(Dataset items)
-----
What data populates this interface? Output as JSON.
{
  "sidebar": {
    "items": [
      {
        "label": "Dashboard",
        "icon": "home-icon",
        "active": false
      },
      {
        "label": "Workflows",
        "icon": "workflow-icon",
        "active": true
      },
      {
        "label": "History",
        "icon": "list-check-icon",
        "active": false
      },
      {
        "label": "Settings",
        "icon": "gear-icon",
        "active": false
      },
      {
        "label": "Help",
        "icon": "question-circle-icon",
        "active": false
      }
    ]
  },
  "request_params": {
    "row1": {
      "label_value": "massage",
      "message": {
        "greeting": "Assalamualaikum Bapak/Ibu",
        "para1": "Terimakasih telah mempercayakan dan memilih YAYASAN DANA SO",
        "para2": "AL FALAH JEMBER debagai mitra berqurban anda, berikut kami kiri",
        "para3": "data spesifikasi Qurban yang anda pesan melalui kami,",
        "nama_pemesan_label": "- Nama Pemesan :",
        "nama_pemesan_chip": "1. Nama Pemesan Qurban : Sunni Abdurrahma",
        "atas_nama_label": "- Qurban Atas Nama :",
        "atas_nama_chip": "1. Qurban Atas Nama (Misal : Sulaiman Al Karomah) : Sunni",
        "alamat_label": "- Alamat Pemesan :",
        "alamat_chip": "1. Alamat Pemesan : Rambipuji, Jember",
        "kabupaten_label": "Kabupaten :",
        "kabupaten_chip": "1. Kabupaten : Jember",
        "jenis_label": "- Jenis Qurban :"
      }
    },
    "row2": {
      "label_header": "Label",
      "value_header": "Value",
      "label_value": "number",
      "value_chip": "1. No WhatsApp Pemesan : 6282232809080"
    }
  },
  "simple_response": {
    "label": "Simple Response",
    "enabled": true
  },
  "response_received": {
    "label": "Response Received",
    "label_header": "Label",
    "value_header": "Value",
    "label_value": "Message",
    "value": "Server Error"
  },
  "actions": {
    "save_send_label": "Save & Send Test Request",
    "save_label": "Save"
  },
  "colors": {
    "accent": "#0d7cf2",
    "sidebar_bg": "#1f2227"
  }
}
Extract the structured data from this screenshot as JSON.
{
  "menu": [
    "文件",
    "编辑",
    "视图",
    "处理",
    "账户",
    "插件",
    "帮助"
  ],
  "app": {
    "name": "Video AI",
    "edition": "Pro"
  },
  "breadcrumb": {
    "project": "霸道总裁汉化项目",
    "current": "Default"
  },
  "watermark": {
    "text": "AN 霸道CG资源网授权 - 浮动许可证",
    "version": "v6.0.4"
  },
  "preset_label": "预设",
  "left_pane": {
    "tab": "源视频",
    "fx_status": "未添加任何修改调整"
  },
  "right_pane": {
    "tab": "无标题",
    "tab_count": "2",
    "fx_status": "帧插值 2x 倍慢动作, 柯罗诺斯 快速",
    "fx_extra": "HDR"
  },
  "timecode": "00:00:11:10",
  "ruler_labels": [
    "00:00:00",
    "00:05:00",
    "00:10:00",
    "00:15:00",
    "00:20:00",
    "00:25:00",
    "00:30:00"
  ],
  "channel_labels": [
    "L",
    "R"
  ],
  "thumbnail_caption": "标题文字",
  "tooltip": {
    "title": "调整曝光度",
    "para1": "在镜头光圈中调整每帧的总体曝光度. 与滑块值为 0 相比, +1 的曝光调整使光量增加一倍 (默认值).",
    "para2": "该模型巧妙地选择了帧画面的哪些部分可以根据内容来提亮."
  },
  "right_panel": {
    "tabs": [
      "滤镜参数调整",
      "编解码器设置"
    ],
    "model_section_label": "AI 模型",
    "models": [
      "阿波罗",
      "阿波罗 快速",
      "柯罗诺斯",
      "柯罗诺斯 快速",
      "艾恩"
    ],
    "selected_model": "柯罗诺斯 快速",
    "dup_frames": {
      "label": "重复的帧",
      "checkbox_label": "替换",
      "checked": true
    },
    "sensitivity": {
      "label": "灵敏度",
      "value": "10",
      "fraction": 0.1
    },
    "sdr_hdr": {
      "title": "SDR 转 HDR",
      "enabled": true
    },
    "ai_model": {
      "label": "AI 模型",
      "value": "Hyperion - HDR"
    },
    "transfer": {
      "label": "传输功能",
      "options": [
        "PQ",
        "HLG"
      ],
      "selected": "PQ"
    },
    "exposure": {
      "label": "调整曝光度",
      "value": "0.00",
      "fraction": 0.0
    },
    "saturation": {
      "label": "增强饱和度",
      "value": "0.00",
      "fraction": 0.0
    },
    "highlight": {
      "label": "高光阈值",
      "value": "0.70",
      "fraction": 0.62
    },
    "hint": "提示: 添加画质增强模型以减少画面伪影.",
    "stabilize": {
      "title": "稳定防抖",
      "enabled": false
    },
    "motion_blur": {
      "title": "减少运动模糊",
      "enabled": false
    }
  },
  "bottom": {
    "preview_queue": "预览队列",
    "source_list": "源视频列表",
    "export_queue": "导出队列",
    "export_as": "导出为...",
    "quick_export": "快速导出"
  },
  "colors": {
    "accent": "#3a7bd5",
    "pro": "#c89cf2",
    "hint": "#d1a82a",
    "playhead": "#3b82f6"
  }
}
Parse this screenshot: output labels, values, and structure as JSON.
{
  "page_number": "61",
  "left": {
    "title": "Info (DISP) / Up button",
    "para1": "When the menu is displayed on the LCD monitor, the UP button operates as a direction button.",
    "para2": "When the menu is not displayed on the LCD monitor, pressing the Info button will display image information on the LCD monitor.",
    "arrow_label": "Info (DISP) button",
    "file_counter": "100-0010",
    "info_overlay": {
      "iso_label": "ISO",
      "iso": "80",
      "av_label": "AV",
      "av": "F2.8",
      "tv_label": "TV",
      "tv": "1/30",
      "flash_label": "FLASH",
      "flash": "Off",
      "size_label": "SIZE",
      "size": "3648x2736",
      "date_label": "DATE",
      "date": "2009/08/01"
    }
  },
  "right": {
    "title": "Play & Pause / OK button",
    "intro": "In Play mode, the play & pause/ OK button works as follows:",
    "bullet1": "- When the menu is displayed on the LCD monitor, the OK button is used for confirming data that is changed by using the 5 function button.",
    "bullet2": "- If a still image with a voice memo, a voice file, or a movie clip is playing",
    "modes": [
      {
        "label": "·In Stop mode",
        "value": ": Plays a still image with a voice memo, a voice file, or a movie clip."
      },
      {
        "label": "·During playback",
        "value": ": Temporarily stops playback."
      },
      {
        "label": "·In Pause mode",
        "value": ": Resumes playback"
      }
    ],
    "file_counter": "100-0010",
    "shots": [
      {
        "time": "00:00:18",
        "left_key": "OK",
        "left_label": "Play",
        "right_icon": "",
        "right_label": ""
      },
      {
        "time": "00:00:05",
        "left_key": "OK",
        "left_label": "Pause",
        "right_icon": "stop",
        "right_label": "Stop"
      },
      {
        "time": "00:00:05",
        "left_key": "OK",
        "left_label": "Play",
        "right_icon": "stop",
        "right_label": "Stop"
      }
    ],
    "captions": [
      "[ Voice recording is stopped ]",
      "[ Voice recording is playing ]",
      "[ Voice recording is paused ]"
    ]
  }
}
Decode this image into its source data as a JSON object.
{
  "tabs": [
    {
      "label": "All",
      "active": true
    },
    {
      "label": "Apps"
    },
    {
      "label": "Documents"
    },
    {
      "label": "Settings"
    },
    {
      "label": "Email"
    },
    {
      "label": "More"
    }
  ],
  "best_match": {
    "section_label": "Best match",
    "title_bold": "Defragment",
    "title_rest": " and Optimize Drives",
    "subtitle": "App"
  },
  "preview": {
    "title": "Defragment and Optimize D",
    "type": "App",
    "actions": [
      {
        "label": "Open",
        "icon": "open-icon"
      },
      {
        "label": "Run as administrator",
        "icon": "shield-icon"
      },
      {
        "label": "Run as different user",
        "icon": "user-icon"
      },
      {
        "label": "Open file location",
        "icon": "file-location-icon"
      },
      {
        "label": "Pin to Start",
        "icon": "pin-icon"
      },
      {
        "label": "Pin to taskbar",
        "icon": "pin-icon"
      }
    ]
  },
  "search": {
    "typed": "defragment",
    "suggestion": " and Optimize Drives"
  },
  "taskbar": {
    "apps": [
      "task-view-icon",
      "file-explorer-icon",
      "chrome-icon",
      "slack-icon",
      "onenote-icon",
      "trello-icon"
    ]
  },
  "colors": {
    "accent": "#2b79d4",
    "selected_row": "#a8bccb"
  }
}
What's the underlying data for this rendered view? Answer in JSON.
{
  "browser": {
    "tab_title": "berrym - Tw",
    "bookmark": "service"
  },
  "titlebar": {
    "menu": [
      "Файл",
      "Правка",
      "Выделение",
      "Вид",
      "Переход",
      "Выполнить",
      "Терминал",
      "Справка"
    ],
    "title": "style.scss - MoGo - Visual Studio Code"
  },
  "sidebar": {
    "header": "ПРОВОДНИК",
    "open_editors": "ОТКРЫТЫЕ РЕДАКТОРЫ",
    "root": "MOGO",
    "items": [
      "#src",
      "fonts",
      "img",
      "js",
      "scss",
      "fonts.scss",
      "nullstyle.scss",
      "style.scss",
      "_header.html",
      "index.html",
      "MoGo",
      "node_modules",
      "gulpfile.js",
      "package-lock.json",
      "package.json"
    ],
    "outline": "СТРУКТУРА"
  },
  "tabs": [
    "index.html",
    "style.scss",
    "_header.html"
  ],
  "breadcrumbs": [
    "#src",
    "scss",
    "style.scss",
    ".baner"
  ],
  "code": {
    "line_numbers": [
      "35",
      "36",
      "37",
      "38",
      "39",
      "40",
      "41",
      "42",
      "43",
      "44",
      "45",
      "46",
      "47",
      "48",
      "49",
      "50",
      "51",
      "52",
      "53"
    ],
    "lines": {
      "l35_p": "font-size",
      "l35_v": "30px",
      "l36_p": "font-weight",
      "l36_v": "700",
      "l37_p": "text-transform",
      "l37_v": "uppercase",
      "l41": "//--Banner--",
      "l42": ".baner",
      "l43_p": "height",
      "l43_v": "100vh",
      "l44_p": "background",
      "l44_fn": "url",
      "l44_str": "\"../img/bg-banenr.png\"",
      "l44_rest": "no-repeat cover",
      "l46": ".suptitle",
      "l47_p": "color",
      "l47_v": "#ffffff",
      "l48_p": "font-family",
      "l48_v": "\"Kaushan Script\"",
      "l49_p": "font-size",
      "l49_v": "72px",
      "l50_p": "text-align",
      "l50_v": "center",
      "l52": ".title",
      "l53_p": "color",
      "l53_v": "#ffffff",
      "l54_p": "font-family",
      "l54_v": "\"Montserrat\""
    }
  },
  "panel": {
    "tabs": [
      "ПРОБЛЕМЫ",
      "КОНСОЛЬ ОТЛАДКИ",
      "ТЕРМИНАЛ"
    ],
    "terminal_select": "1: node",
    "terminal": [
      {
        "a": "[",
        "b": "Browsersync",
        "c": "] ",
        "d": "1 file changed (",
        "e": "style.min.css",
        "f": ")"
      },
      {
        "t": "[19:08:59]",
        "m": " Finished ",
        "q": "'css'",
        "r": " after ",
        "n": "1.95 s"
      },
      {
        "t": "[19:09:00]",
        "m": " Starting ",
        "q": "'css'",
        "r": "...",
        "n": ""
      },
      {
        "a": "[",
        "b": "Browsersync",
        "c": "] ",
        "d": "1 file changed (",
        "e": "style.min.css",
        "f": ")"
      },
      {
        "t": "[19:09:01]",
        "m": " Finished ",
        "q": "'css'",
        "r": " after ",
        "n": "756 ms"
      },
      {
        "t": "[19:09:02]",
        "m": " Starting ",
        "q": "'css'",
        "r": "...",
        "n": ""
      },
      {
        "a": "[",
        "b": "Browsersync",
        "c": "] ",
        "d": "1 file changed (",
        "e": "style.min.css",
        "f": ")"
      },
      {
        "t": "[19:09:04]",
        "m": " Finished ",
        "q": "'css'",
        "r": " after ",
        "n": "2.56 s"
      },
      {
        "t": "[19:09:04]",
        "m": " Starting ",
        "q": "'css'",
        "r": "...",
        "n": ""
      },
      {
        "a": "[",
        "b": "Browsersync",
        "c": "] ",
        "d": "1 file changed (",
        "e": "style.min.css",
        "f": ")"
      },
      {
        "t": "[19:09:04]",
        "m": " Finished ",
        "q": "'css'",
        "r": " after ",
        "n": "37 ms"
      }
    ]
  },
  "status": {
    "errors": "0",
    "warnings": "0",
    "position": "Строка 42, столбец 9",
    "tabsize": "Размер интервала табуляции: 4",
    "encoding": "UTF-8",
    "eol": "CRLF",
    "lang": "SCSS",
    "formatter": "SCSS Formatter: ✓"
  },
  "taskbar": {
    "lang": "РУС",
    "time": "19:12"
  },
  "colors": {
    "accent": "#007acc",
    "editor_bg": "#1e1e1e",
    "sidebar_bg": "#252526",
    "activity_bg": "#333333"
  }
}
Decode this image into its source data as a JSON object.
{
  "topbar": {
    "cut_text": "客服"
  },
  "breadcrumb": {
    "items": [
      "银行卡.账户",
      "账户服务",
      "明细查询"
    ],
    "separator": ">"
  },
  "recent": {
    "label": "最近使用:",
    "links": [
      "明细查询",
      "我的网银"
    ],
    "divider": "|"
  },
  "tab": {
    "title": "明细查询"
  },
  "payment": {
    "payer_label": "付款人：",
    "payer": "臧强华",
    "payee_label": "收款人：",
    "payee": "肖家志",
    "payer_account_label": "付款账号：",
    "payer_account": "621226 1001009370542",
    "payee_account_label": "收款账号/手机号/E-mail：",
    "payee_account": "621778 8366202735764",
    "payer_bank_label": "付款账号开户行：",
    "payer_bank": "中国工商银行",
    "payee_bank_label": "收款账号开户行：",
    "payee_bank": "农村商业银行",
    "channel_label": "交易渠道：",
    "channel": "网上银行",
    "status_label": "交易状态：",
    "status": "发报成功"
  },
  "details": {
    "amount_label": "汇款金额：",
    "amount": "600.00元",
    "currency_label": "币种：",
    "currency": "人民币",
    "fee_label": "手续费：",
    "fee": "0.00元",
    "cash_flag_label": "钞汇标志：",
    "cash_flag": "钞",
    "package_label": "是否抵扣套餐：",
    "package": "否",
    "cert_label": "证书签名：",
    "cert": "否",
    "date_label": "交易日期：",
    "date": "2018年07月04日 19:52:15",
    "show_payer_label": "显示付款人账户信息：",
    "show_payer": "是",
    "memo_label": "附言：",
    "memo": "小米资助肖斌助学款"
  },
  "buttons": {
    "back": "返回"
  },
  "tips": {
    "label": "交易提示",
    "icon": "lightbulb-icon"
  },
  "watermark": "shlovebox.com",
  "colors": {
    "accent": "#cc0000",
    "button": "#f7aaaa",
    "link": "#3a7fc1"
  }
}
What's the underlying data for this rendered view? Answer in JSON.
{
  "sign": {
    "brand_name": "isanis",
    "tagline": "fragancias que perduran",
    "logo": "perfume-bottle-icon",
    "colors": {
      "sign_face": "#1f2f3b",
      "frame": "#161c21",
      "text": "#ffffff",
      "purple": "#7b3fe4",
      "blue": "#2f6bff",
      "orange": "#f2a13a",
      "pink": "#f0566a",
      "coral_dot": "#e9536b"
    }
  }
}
-----
> [Exercise directions]:
Find out how many lines in the listing contain the string "Drives". Give the number alone.

> [Written answer]:
2